■ **Your objective**
In the listing below, find every line containing "JSON" and copy it out.

Extracted data entries:
_ _ _ _ _

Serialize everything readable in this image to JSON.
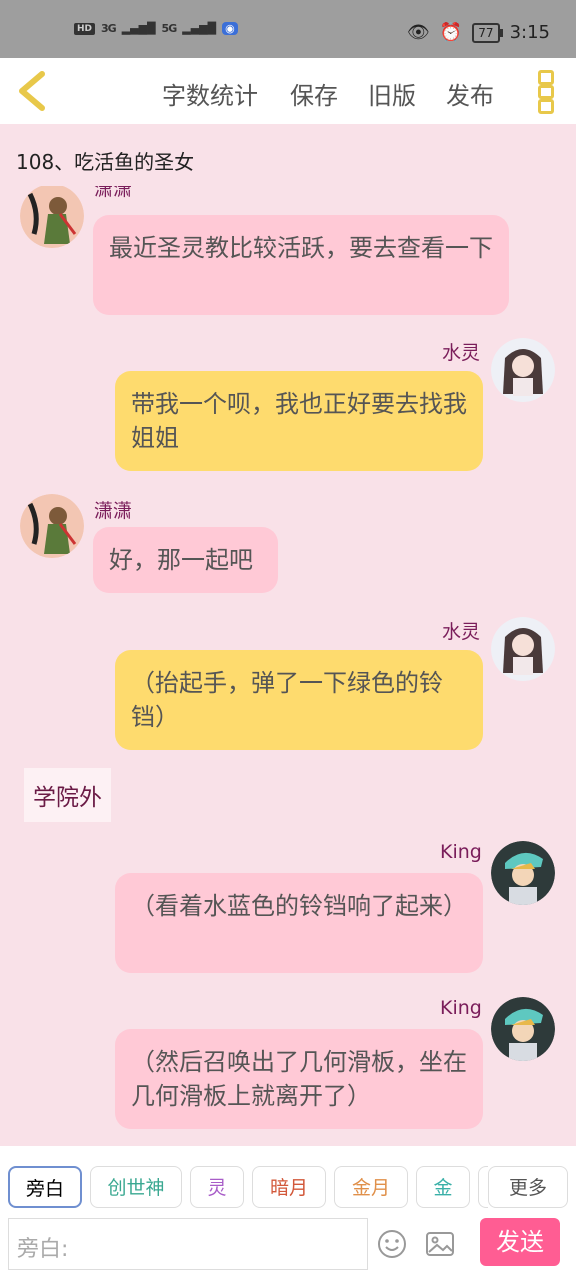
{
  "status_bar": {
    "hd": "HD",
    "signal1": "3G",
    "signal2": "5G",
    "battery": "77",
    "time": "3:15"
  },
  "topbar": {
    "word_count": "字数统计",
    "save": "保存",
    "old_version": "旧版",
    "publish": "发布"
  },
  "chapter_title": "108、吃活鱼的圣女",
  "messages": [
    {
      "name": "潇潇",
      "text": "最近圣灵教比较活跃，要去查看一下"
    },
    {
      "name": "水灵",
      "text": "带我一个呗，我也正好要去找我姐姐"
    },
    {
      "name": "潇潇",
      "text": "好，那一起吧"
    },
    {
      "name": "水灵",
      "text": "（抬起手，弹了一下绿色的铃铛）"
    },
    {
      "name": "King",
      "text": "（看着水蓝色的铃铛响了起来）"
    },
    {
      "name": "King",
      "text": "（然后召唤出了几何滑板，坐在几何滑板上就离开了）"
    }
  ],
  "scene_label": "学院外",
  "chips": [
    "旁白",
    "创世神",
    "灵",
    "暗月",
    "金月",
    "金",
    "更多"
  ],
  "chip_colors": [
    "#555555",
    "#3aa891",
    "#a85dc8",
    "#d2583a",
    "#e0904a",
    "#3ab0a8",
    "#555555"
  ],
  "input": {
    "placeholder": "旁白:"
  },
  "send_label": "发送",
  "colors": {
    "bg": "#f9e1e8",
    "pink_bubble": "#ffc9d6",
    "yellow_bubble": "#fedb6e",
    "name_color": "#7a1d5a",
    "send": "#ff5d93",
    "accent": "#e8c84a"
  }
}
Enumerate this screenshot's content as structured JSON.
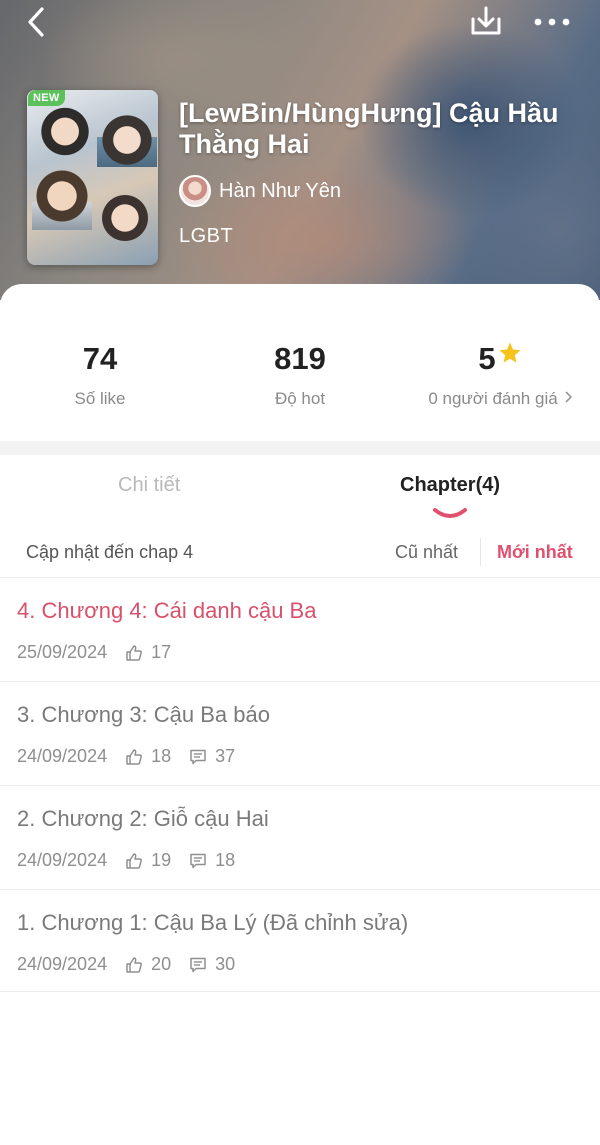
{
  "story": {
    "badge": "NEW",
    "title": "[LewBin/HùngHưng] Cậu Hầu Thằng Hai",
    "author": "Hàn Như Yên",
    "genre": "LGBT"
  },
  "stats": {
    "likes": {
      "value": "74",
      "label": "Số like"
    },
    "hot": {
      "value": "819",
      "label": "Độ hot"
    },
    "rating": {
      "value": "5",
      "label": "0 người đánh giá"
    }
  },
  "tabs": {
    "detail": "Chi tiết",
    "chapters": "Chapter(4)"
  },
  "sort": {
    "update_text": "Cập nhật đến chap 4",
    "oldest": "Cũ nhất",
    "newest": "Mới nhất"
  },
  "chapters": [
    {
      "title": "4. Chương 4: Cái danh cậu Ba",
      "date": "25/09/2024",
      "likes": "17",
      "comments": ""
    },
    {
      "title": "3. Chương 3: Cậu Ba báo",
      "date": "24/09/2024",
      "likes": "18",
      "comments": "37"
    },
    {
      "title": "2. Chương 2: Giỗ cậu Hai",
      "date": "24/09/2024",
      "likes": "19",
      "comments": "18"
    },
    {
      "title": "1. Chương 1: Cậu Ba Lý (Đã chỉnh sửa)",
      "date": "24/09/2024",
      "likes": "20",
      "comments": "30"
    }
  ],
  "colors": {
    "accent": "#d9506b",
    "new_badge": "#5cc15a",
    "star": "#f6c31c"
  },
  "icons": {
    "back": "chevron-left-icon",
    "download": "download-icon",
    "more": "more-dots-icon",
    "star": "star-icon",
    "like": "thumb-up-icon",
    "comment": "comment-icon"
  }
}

_ _ _ _ _

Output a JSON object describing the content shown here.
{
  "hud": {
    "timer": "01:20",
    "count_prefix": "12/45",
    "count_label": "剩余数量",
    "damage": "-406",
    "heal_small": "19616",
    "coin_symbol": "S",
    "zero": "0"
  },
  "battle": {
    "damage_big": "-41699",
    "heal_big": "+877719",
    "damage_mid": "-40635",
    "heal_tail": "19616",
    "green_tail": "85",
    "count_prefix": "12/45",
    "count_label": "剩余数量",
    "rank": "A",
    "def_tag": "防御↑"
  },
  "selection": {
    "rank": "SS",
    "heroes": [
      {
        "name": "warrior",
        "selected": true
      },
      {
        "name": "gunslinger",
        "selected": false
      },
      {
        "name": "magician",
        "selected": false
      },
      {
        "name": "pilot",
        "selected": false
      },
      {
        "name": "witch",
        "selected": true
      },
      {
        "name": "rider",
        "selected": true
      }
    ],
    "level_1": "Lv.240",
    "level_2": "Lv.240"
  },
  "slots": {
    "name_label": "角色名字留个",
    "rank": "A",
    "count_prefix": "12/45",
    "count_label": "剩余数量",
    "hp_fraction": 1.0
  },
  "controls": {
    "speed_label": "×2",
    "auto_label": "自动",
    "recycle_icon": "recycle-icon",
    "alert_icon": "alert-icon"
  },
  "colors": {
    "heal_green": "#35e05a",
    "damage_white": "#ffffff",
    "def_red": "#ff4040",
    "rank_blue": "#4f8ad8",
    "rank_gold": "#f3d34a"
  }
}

_ _ _ _ _

■ **Full response**
Serialize everything readable in this image to JSON.
Enumerate this screenshot's content as structured JSON.
Output a JSON object describing the content shown here.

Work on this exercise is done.